= Exercise requirements =
Your task is to repeat the entries underneath exactly, minus the pictures.

= Extracted material =

## BEGIN

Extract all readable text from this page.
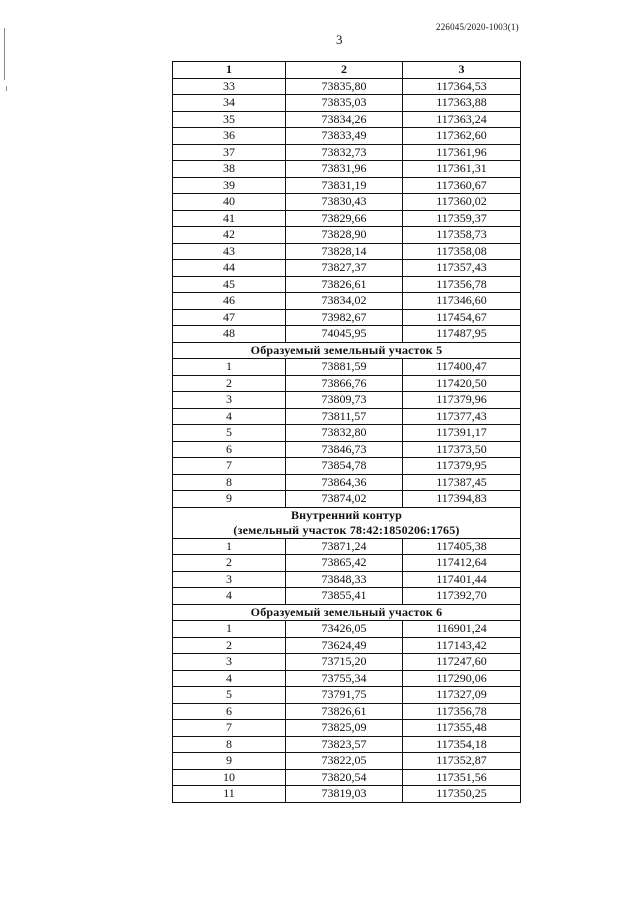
226045/2020-1003(1)
3
1	2	3
33	73835,80	117364,53
34	73835,03	117363,88
35	73834,26	117363,24
36	73833,49	117362,60
37	73832,73	117361,96
38	73831,96	117361,31
39	73831,19	117360,67
40	73830,43	117360,02
41	73829,66	117359,37
42	73828,90	117358,73
43	73828,14	117358,08
44	73827,37	117357,43
45	73826,61	117356,78
46	73834,02	117346,60
47	73982,67	117454,67
48	74045,95	117487,95

Образуемый земельный участок 5		

1	73881,59	117400,47
2	73866,76	117420,50
3	73809,73	117379,96
4	73811,57	117377,43
5	73832,80	117391,17
6	73846,73	117373,50
7	73854,78	117379,95
8	73864,36	117387,45
9	73874,02	117394,83

Внутренний контур
(земельный участок 78:42:1850206:1765)		

1	73871,24	117405,38
2	73865,42	117412,64
3	73848,33	117401,44
4	73855,41	117392,70

Образуемый земельный участок 6		

1	73426,05	116901,24
2	73624,49	117143,42
3	73715,20	117247,60
4	73755,34	117290,06
5	73791,75	117327,09
6	73826,61	117356,78
7	73825,09	117355,48
8	73823,57	117354,18
9	73822,05	117352,87
10	73820,54	117351,56
11	73819,03	117350,25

## END

= Final result =
Extract all readable text from this page.
226045/2020-1003(1)
3
1	2	3
33	73835,80	117364,53
34	73835,03	117363,88
35	73834,26	117363,24
36	73833,49	117362,60
37	73832,73	117361,96
38	73831,96	117361,31
39	73831,19	117360,67
40	73830,43	117360,02
41	73829,66	117359,37
42	73828,90	117358,73
43	73828,14	117358,08
44	73827,37	117357,43
45	73826,61	117356,78
46	73834,02	117346,60
47	73982,67	117454,67
48	74045,95	117487,95

Образуемый земельный участок 5		

1	73881,59	117400,47
2	73866,76	117420,50
3	73809,73	117379,96
4	73811,57	117377,43
5	73832,80	117391,17
6	73846,73	117373,50
7	73854,78	117379,95
8	73864,36	117387,45
9	73874,02	117394,83

Внутренний контур
(земельный участок 78:42:1850206:1765)		

1	73871,24	117405,38
2	73865,42	117412,64
3	73848,33	117401,44
4	73855,41	117392,70

Образуемый земельный участок 6		

1	73426,05	116901,24
2	73624,49	117143,42
3	73715,20	117247,60
4	73755,34	117290,06
5	73791,75	117327,09
6	73826,61	117356,78
7	73825,09	117355,48
8	73823,57	117354,18
9	73822,05	117352,87
10	73820,54	117351,56
11	73819,03	117350,25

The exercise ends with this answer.